Selected passage:
--------------------

# Question  for  knifemakers - vulcanized fiber



## QuakerBoy (Feb 27, 2017)

Im looking at buying some vulcanized fiber for spacers in segmented pens but have some questions. 

1. Does CA glue bond well to it?

2.  Would it cut well with a gouge on the lathe?

Thanks for your insight.


----------



## Razor Blade (Feb 27, 2017)

Yes , it will glue well with super glue, and its soft so i think it would turn well also.


----------



## QuakerBoy (Feb 27, 2017)

Thanks


----------



## Anvil Head (Mar 1, 2017)

It might be a little softer than some of the woods you might be using, so watch carefully when you start turning it down. Test a few mock-ups before you get serious on a nice pen. 
I have had some of the box-store superglues give poor results so you might want to test that as well. 

What size pieces will you be working with? Always seems to be small scrap cut-offs getting tossed in most knifemaking shops. May just be a postage thing for you.


----------



## georgiaboy (Mar 1, 2017)

Carl has a good point and I think I have some scraps.


----------



## QuakerBoy (Mar 1, 2017)

Anvil Head said:


> It might be a little softer than some of the woods you might be using, so watch carefully when you start turning it down. Test a few mock-ups before you get serious on a nice pen.
> I have had some of the box-store superglues give poor results so you might want to test that as well.

--------------------

Job 1:
Quote the lines of the listing from the one containing "acrobat-window: 中国道桥网 牙车载单元（B-OBU）技术规范.pdf（已加密）" through the one containing "tab-tools[interactable]: 工具 [94, 87, 132, 114]", including both of those lines.
Job 2:
Extend the forum thread on vulcanized fiber from the point where it stops.
The forum thread on vulcanized fiber and the listing come from separate sources.

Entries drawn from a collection
--------------------

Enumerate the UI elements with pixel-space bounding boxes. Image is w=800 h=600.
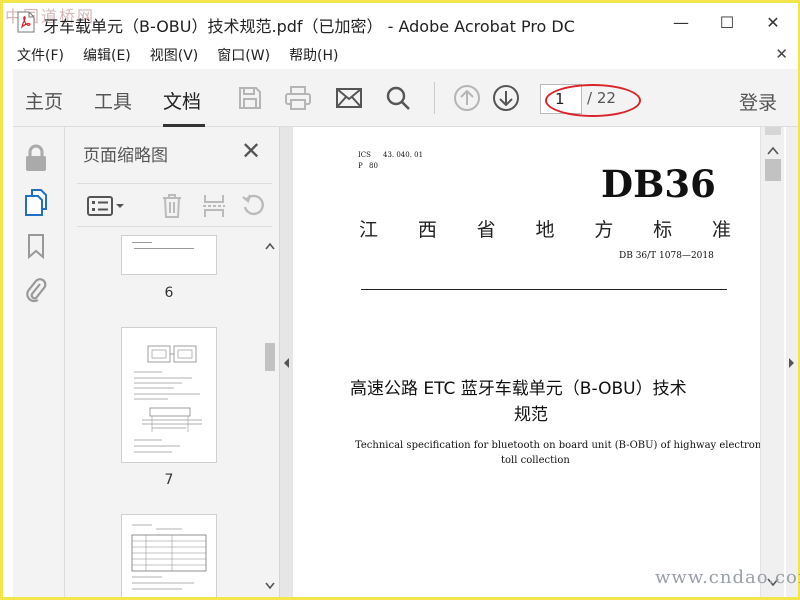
acrobat-window: 中国道桥网 牙车载单元（B-OBU）技术规范.pdf（已加密） - Adobe … [3, 3, 798, 597]
title-chinese: 高速公路 ETC 蓝牙车载单元（B-OBU）技术 [350, 379, 687, 399]
p-code: 80 [369, 162, 378, 170]
bookmark-icon[interactable] [22, 231, 50, 261]
menu-help[interactable]: 帮助(H) [289, 45, 338, 65]
lock-icon[interactable] [22, 143, 50, 173]
tab-document[interactable]: 文档 [163, 87, 201, 114]
p-code-label: P [358, 162, 363, 170]
panel-toolbar [77, 183, 272, 227]
print-icon[interactable] [283, 83, 313, 113]
close-panel-button[interactable]: ✕ [241, 137, 261, 165]
province-standard-char: 方 [594, 219, 614, 241]
panel-title: 页面缩略图 [83, 146, 168, 166]
menu-view[interactable]: 视图(V) [150, 45, 199, 65]
province-standard-char: 省 [476, 219, 496, 241]
annotation-circle [545, 84, 641, 117]
attachment-icon[interactable] [22, 275, 50, 305]
province-standard: 江 西 省 地 方 标 准 [359, 215, 731, 242]
thumbnail-page-number: 7 [164, 472, 174, 488]
minimize-button[interactable]: — [658, 3, 704, 41]
tab-tools[interactable]: 工具 [94, 87, 132, 114]
page-down-icon[interactable] [491, 83, 521, 113]
toolbar: 主页 工具 文档 1 / 22 登录 [13, 69, 798, 127]
tab-home[interactable]: 主页 [25, 87, 63, 114]
province-standard-char: 标 [653, 219, 673, 241]
province-standard-char: 地 [535, 219, 555, 241]
maximize-button[interactable]: ☐ [704, 3, 750, 41]
navigation-rail [13, 127, 65, 597]
title-chinese-line2: 规范 [514, 405, 548, 425]
watermark-bottom-right: www.cndao.com [655, 567, 800, 588]
options-menu-icon[interactable] [85, 192, 129, 220]
title-english-line2: toll collection [501, 455, 570, 466]
menu-bar: 文件(F) 编辑(E) 视图(V) 窗口(W) 帮助(H) ✕ [3, 41, 798, 69]
province-standard-char: 江 [359, 219, 379, 241]
ics-code: 43. 040. 01 [383, 151, 424, 159]
search-icon[interactable] [383, 83, 413, 113]
window-title: 牙车载单元（B-OBU）技术规范.pdf（已加密） - Adobe Acroba… [43, 17, 575, 36]
ics-label: ICS [358, 151, 371, 159]
province-standard-char: 准 [711, 219, 731, 241]
delete-icon[interactable] [157, 192, 187, 220]
save-icon[interactable] [235, 83, 265, 113]
page-thumbnail[interactable] [121, 327, 217, 463]
title-english: Technical specification for bluetooth on… [355, 440, 771, 451]
close-document-button[interactable]: ✕ [775, 45, 788, 63]
header-rule [361, 289, 727, 290]
extract-icon[interactable] [199, 192, 229, 220]
close-window-button[interactable]: ✕ [750, 3, 796, 41]
toolbar-separator [434, 82, 435, 114]
menu-file[interactable]: 文件(F) [17, 45, 64, 65]
province-standard-char: 西 [417, 219, 437, 241]
page-thumbnail[interactable] [121, 514, 217, 597]
thumbnail-page-number: 6 [164, 285, 174, 301]
standard-code: DB36 [601, 162, 716, 206]
document-number: DB 36/T 1078—2018 [619, 251, 714, 261]
page-thumbnail[interactable] [121, 235, 217, 275]
pdf-file-icon [17, 11, 35, 33]
title-bar: 中国道桥网 牙车载单元（B-OBU）技术规范.pdf（已加密） - Adobe … [3, 3, 798, 41]
email-icon[interactable] [334, 83, 364, 113]
menu-window[interactable]: 窗口(W) [217, 45, 270, 65]
document-scrollbar[interactable] [760, 127, 784, 597]
menu-edit[interactable]: 编辑(E) [83, 45, 131, 65]
document-page: ICS 43. 040. 01 P 80 DB36 江 西 省 地 方 标 准 … [293, 127, 786, 597]
thumbnail-scrollbar[interactable] [262, 237, 278, 597]
panel-collapse-handle[interactable] [279, 127, 293, 597]
rotate-icon[interactable] [239, 192, 269, 220]
thumbnail-panel: 页面缩略图 ✕ 6 7 [65, 127, 279, 597]
login-button[interactable]: 登录 [739, 88, 777, 115]
page-thumbnails-icon[interactable] [22, 187, 50, 217]
right-pane-handle[interactable] [786, 127, 798, 597]
page-up-icon[interactable] [452, 83, 482, 113]
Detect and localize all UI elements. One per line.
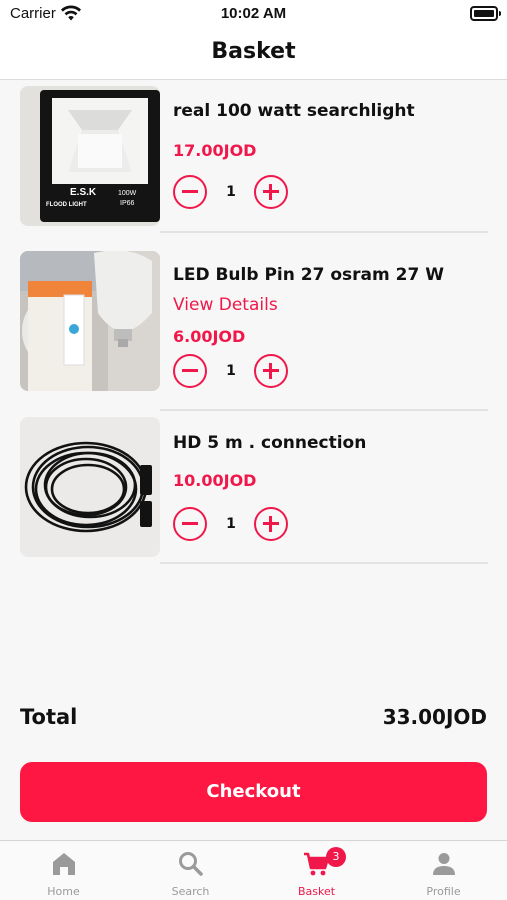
- quantity-value: 1: [226, 184, 236, 200]
- total-value: 33.00JOD: [382, 705, 487, 729]
- quantity-value: 1: [226, 363, 236, 379]
- basket-item: HD 5 m . connection 10.00JOD 1: [0, 411, 507, 566]
- tab-label: Basket: [297, 885, 336, 898]
- increase-quantity-button[interactable]: [254, 175, 288, 209]
- nav-header: Basket: [0, 30, 507, 80]
- total-row: Total 33.00JOD: [20, 705, 487, 735]
- status-bar: Carrier 10:02 AM: [0, 0, 507, 30]
- basket-count-badge: 3: [326, 847, 346, 867]
- tab-home[interactable]: Home: [0, 841, 127, 900]
- decrease-quantity-button[interactable]: [173, 507, 207, 541]
- search-icon: [178, 852, 203, 876]
- view-details-link[interactable]: View Details: [173, 295, 278, 315]
- battery-icon: [470, 6, 501, 21]
- item-price: 6.00JOD: [173, 327, 246, 346]
- item-name: LED Bulb Pin 27 osram 27 W: [173, 265, 444, 285]
- increase-quantity-button[interactable]: [254, 354, 288, 388]
- tab-label: Search: [171, 885, 210, 898]
- tab-search[interactable]: Search: [127, 841, 254, 900]
- tab-label: Home: [47, 885, 80, 898]
- product-image-hdmi-cable: [20, 417, 160, 557]
- checkout-button[interactable]: Checkout: [20, 762, 487, 822]
- product-image-led-bulb: [20, 251, 160, 391]
- image-ip-text: IP66: [120, 200, 135, 207]
- image-line-text: FLOOD LIGHT: [46, 202, 87, 208]
- tab-profile[interactable]: Profile: [380, 841, 507, 900]
- image-brand-text: E.S.K: [70, 187, 97, 198]
- item-divider: [160, 562, 488, 564]
- quantity-value: 1: [226, 516, 236, 532]
- tab-basket[interactable]: 3 Basket: [253, 841, 380, 900]
- item-price: 10.00JOD: [173, 471, 257, 490]
- basket-item: E.S.K FLOOD LIGHT 100W IP66 real 100 wat…: [0, 81, 507, 233]
- decrease-quantity-button[interactable]: [173, 175, 207, 209]
- image-watt-text: 100W: [118, 190, 137, 197]
- product-image-searchlight: E.S.K FLOOD LIGHT 100W IP66: [20, 86, 160, 226]
- item-name: HD 5 m . connection: [173, 433, 367, 453]
- person-icon: [432, 853, 455, 875]
- increase-quantity-button[interactable]: [254, 507, 288, 541]
- item-name: real 100 watt searchlight: [173, 101, 415, 121]
- basket-item: LED Bulb Pin 27 osram 27 W View Details …: [0, 233, 507, 411]
- tab-label: Profile: [426, 885, 461, 898]
- total-label: Total: [20, 705, 78, 729]
- tab-bar: Home Search 3 Basket Profile: [0, 840, 507, 900]
- home-icon: [52, 853, 75, 875]
- page-title: Basket: [211, 39, 296, 64]
- clock: 10:02 AM: [220, 5, 287, 22]
- decrease-quantity-button[interactable]: [173, 354, 207, 388]
- item-price: 17.00JOD: [173, 141, 257, 160]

--------------------

Exercise response 1:
acrobat-window: 中国道桥网 牙车载单元（B-OBU）技术规范.pdf（已加密） - Adobe … [3, 3, 798, 597]
title-chinese: 高速公路 ETC 蓝牙车载单元（B-OBU）技术 [350, 379, 687, 399]
p-code: 80 [369, 162, 378, 170]
bookmark-icon[interactable] [22, 231, 50, 261]
menu-help[interactable]: 帮助(H) [289, 45, 338, 65]
lock-icon[interactable] [22, 143, 50, 173]
tab-document[interactable]: 文档 [163, 87, 201, 114]
p-code-label: P [358, 162, 363, 170]
panel-toolbar [77, 183, 272, 227]
print-icon[interactable] [283, 83, 313, 113]
close-panel-button[interactable]: ✕ [241, 137, 261, 165]
province-standard-char: 方 [594, 219, 614, 241]
panel-title: 页面缩略图 [83, 146, 168, 166]
menu-view[interactable]: 视图(V) [150, 45, 199, 65]
province-standard-char: 省 [476, 219, 496, 241]
annotation-circle [545, 84, 641, 117]
attachment-icon[interactable] [22, 275, 50, 305]
province-standard: 江 西 省 地 方 标 准 [359, 215, 731, 242]
thumbnail-page-number: 7 [164, 472, 174, 488]
minimize-button[interactable]: — [658, 3, 704, 41]
tab-tools[interactable]: 工具 [94, 87, 132, 114]

Exercise response 2:
> 
> What size pieces will you be working with? Always seems to be small scrap cut-offs getting tossed in most knifemaking shops. May just be a postage thing for you.



I'll be using strips abput 3/4 × 4

I use pretty pricy ca for my process.  The fiber will be used as spacers between layers or wood and resin.


georgiaboy said:


> Carl has a good point and I think I have some scraps.


 i just ordered some sheets, but depending on size...


----------



## Anvil Head (Mar 2, 2017)

I tend to toss most of my scraps in a zip loc just in case I can use them on my miniatures. I'll check and see what's lurking there. I know Andy and Allen at Fiddleback go through a lot of the stuff and in some pretty exotic colors. I'll bump them and see what they toss out.


----------



## QuakerBoy (Mar 2, 2017)

Anvil Head said:


> I tend to toss most of my scraps in a zip loc just in case I can use them on my miniatures. I'll check and see what's lurking there. I know Andy and Allen at Fiddleback go through a lot of the stuff and in some pretty exotic colors. I'll bump them and see what they toss out.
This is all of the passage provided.